[Items from a data source]
※

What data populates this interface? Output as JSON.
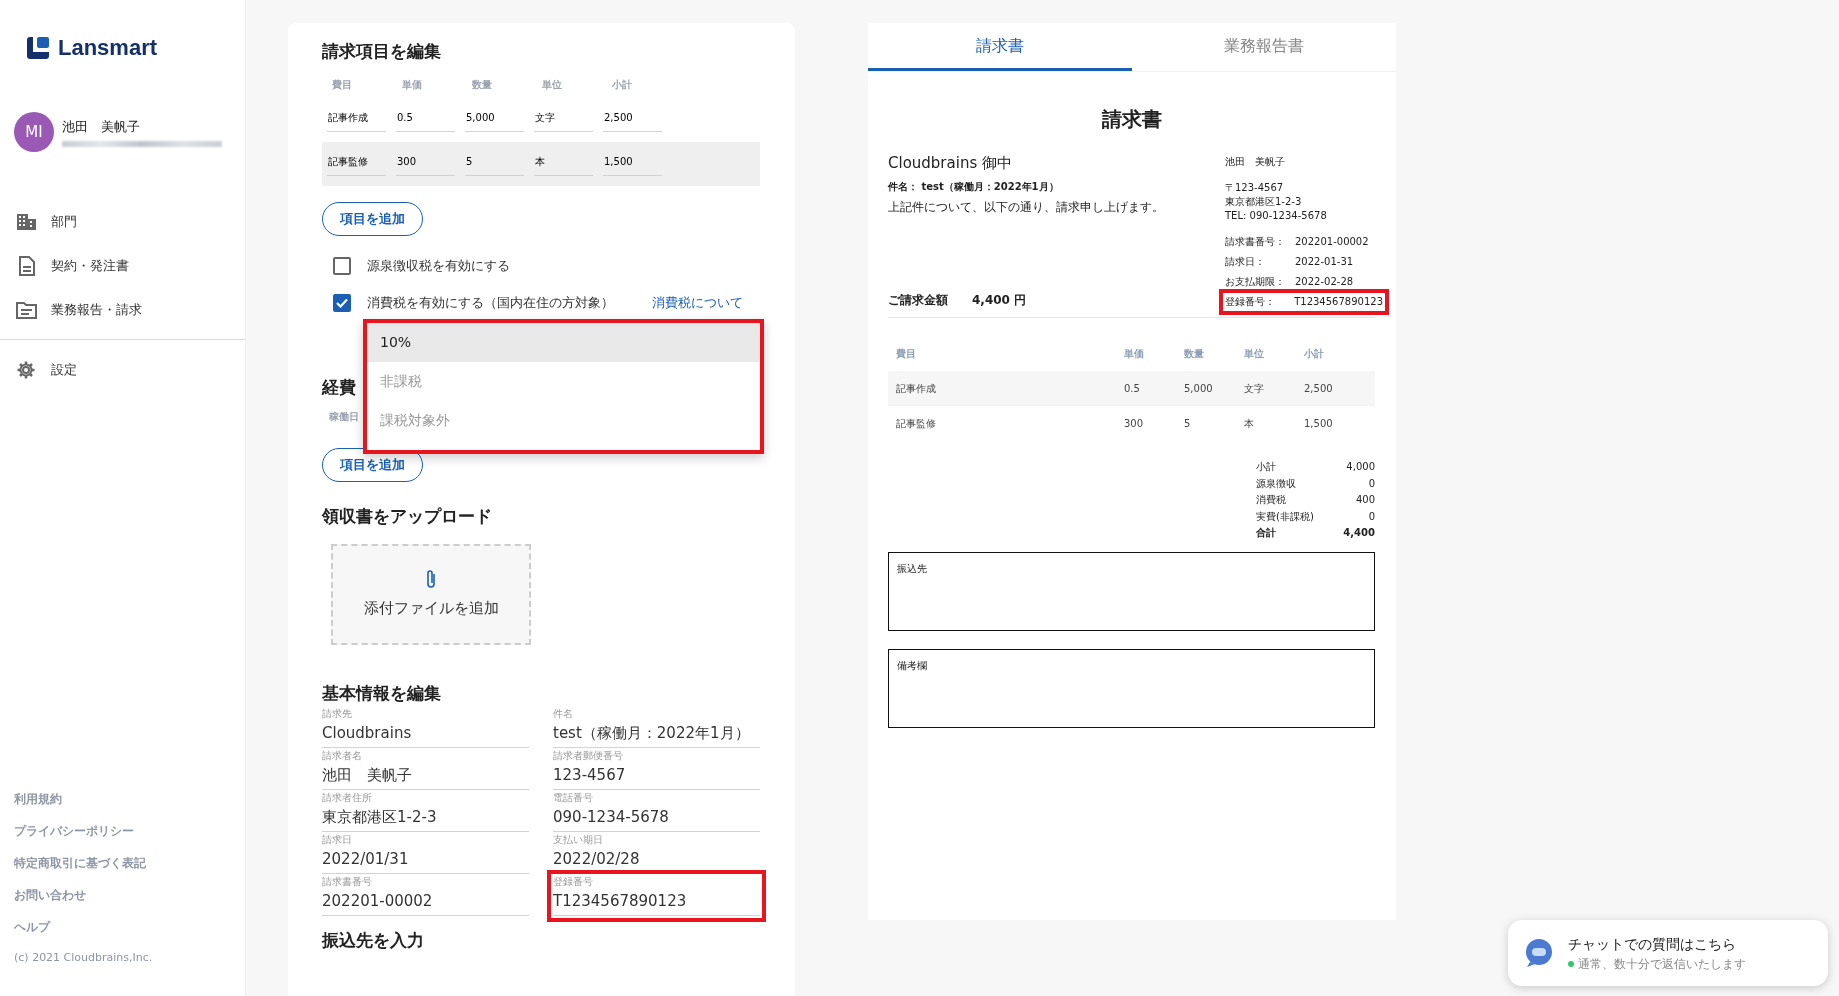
{
  "sidebar": {
    "logo": "Lansmart",
    "user": {
      "initials": "MI",
      "name": "池田　美帆子"
    },
    "nav": [
      {
        "label": "部門",
        "divider_after": false
      },
      {
        "label": "契約・発注書",
        "divider_after": false
      },
      {
        "label": "業務報告・請求",
        "divider_after": true
      },
      {
        "label": "設定",
        "divider_after": false
      }
    ],
    "footer_links": [
      "利用規約",
      "プライバシーポリシー",
      "特定商取引に基づく表記",
      "お問い合わせ",
      "ヘルプ"
    ],
    "copyright": "(c) 2021 Cloudbrains,Inc."
  },
  "editor": {
    "title": "請求項目を編集",
    "columns": [
      "費目",
      "単価",
      "数量",
      "単位",
      "小計"
    ],
    "rows": [
      {
        "cells": [
          "記事作成",
          "0.5",
          "5,000",
          "文字",
          "2,500"
        ],
        "hovered": false
      },
      {
        "cells": [
          "記事監修",
          "300",
          "5",
          "本",
          "1,500"
        ],
        "hovered": true
      }
    ],
    "add_button": "項目を追加",
    "options": [
      {
        "label": "源泉徴収税を有効にする",
        "checked": false
      },
      {
        "label": "消費税を有効にする（国内在住の方対象）",
        "checked": true,
        "link": "消費税について"
      }
    ],
    "tax_dropdown": {
      "highlighted": true,
      "options": [
        {
          "label": "10%",
          "selected": true
        },
        {
          "label": "非課税",
          "selected": false
        },
        {
          "label": "課税対象外",
          "selected": false
        }
      ]
    },
    "expenses": {
      "title": "経費",
      "column_1": "稼働日",
      "add_button": "項目を追加"
    },
    "upload": {
      "title": "領収書をアップロード",
      "button": "添付ファイルを追加"
    },
    "basic": {
      "title": "基本情報を編集",
      "fields": [
        {
          "label": "請求先",
          "value": "Cloudbrains",
          "highlighted": false
        },
        {
          "label": "件名",
          "value": "test（稼働月：2022年1月）",
          "highlighted": false
        },
        {
          "label": "請求者名",
          "value": "池田　美帆子",
          "highlighted": false
        },
        {
          "label": "請求者郵便番号",
          "value": "123-4567",
          "highlighted": false
        },
        {
          "label": "請求者住所",
          "value": "東京都港区1-2-3",
          "highlighted": false
        },
        {
          "label": "電話番号",
          "value": "090-1234-5678",
          "highlighted": false
        },
        {
          "label": "請求日",
          "value": "2022/01/31",
          "highlighted": false
        },
        {
          "label": "支払い期日",
          "value": "2022/02/28",
          "highlighted": false
        },
        {
          "label": "請求書番号",
          "value": "202201-00002",
          "highlighted": false
        },
        {
          "label": "登録番号",
          "value": "T1234567890123",
          "highlighted": true
        }
      ]
    },
    "next_section": "振込先を入力"
  },
  "preview": {
    "tabs": [
      {
        "label": "請求書",
        "selected": true
      },
      {
        "label": "業務報告書",
        "selected": false
      }
    ],
    "invoice": {
      "title": "請求書",
      "client": "Cloudbrains 御中",
      "subject": "件名： test（稼働月：2022年1月）",
      "message": "上記件について、以下の通り、請求申し上げます。",
      "sender_name": "池田　美帆子",
      "sender_lines": [
        "〒123-4567",
        "東京都港区1-2-3",
        "TEL: 090-1234-5678"
      ],
      "details": [
        {
          "label": "請求書番号：",
          "value": "202201-00002",
          "highlighted": false
        },
        {
          "label": "請求日：",
          "value": "2022-01-31",
          "highlighted": false
        },
        {
          "label": "お支払期限：",
          "value": "2022-02-28",
          "highlighted": false
        },
        {
          "label": "登録番号：",
          "value": "T1234567890123",
          "highlighted": true
        }
      ],
      "total_label": "ご請求金額",
      "total_value": "4,400 円",
      "columns": [
        "費目",
        "単価",
        "数量",
        "単位",
        "小計"
      ],
      "rows": [
        [
          "記事作成",
          "0.5",
          "5,000",
          "文字",
          "2,500"
        ],
        [
          "記事監修",
          "300",
          "5",
          "本",
          "1,500"
        ]
      ],
      "summary": [
        {
          "label": "小計",
          "value": "4,000",
          "bold": false
        },
        {
          "label": "源泉徴収",
          "value": "0",
          "bold": false
        },
        {
          "label": "消費税",
          "value": "400",
          "bold": false
        },
        {
          "label": "実費(非課税)",
          "value": "0",
          "bold": false
        },
        {
          "label": "合計",
          "value": "4,400",
          "bold": true
        }
      ],
      "boxes": [
        "振込先",
        "備考欄"
      ]
    }
  },
  "chat": {
    "title": "チャットでの質問はこちら",
    "status": "通常、数十分で返信いたします",
    "online": true
  }
}
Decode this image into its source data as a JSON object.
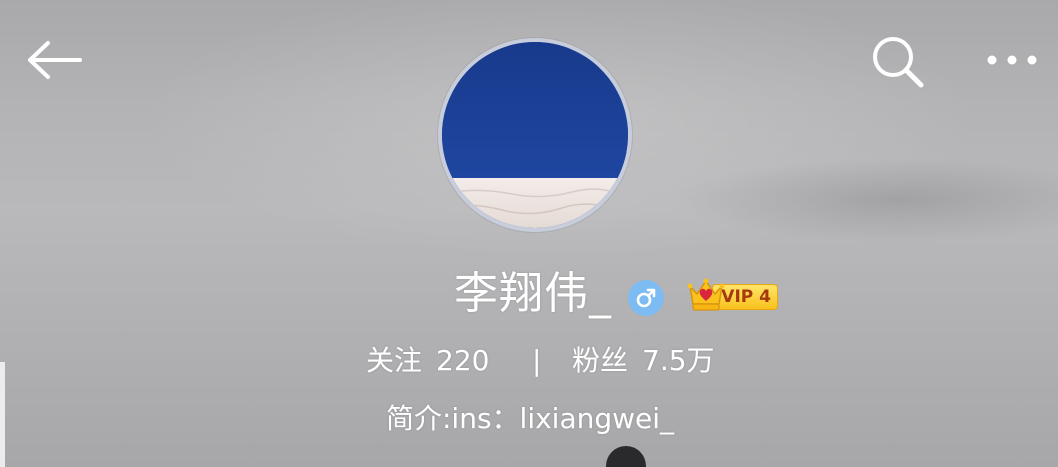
{
  "header": {
    "back_icon": "arrow-left-icon",
    "search_icon": "search-icon",
    "more_icon": "more-horizontal-icon"
  },
  "profile": {
    "name": "李翔伟_",
    "gender_icon": "male-icon",
    "vip_icon": "crown-icon",
    "vip_label": "VIP 4",
    "stats": {
      "following_label": "关注",
      "following_count": "220",
      "divider": "|",
      "followers_label": "粉丝",
      "followers_count": "7.5万"
    },
    "bio": "简介:ins：lixiangwei_"
  },
  "colors": {
    "avatar_top": "#1a3d8f",
    "avatar_bottom": "#ece4e0",
    "gender_badge": "#7dbcf2",
    "vip_gold": "#f9c21c",
    "vip_text": "#a5390e",
    "crown_red": "#d7263d"
  }
}
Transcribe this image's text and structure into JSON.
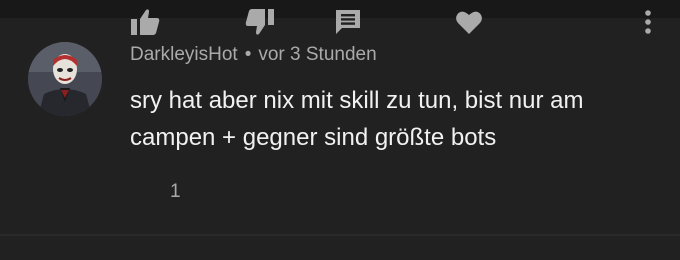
{
  "comment": {
    "author": "DarkleyisHot",
    "separator": "•",
    "timestamp": "vor 3 Stunden",
    "text": "sry hat aber nix mit skill zu tun, bist nur am campen + gegner sind größte bots",
    "like_count": "1"
  },
  "icons": {
    "like": "thumbs-up-icon",
    "dislike": "thumbs-down-icon",
    "reply": "comment-icon",
    "heart": "heart-icon",
    "more": "more-vert-icon"
  },
  "colors": {
    "background": "#212121",
    "divider": "#181818",
    "primary_text": "#f1f1f1",
    "secondary_text": "#aaaaaa",
    "icon": "#aaaaaa"
  }
}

※

DIRECTION
Copy each line that contains the word "image".

ANSWER TO THE EXERCISE
Decode this image into its source data as a JSON object.
Transcribe this image's text and structure into JSON.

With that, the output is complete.